* [Problem statement]:
Search the material for the string "Disinvestimenti" and copy each line where it occurs.
::: Dataset records :::
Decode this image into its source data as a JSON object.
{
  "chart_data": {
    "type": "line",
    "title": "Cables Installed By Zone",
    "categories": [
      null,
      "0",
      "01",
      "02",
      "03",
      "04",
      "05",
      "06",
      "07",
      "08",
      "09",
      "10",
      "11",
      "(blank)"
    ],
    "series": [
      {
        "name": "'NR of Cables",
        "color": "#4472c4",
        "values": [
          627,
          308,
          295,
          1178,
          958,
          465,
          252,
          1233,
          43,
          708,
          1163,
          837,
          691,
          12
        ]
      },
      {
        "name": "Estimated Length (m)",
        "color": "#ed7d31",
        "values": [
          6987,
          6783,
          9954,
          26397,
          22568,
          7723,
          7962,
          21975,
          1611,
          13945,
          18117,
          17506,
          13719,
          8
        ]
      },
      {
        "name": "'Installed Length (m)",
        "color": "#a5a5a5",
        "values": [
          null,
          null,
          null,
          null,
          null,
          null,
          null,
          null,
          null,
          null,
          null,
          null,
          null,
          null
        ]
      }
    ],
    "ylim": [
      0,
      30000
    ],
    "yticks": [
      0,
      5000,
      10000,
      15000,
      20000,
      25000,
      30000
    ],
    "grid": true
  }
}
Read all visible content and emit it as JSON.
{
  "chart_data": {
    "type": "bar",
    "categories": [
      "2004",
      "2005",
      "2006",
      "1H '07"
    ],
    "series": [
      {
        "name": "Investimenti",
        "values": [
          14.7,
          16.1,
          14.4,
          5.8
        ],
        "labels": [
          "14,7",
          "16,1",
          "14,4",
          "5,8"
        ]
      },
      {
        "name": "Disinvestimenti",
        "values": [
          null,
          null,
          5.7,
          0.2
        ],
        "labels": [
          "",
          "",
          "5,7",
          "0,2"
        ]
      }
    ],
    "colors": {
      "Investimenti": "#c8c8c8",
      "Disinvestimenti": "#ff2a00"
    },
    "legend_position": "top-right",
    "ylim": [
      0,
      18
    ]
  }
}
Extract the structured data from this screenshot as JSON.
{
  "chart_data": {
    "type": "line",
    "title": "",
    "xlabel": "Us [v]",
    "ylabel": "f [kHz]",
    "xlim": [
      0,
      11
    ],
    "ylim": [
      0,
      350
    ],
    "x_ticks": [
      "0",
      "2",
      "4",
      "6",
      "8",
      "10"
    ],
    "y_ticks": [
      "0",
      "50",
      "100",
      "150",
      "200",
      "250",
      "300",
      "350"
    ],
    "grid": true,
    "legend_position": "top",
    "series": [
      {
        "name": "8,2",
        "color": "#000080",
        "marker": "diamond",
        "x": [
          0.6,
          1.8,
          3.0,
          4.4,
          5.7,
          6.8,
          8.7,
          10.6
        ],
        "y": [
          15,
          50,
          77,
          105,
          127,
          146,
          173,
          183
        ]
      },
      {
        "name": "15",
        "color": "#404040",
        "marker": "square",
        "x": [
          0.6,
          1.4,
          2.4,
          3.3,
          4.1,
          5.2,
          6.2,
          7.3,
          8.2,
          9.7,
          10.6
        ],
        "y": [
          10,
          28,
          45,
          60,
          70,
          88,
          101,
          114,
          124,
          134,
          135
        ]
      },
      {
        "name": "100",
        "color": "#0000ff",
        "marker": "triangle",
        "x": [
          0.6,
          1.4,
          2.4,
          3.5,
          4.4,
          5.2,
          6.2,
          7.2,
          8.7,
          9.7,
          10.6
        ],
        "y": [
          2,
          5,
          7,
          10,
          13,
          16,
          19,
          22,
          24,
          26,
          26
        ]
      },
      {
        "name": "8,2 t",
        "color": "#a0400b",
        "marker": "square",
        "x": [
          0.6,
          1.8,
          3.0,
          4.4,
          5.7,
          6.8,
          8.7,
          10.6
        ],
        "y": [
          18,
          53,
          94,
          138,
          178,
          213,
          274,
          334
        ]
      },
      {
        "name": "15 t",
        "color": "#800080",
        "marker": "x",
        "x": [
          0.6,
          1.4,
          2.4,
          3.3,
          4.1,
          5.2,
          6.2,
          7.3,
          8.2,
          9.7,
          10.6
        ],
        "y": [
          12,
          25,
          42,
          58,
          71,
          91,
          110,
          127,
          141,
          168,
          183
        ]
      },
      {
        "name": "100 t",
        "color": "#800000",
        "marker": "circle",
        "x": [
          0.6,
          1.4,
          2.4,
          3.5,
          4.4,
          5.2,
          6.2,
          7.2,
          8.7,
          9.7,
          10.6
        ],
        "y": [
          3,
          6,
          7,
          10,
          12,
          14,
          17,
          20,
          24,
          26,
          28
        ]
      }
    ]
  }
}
:::
* [Exercise solution]:
        "name": "Disinvestimenti",
      "Disinvestimenti": "#ff2a00"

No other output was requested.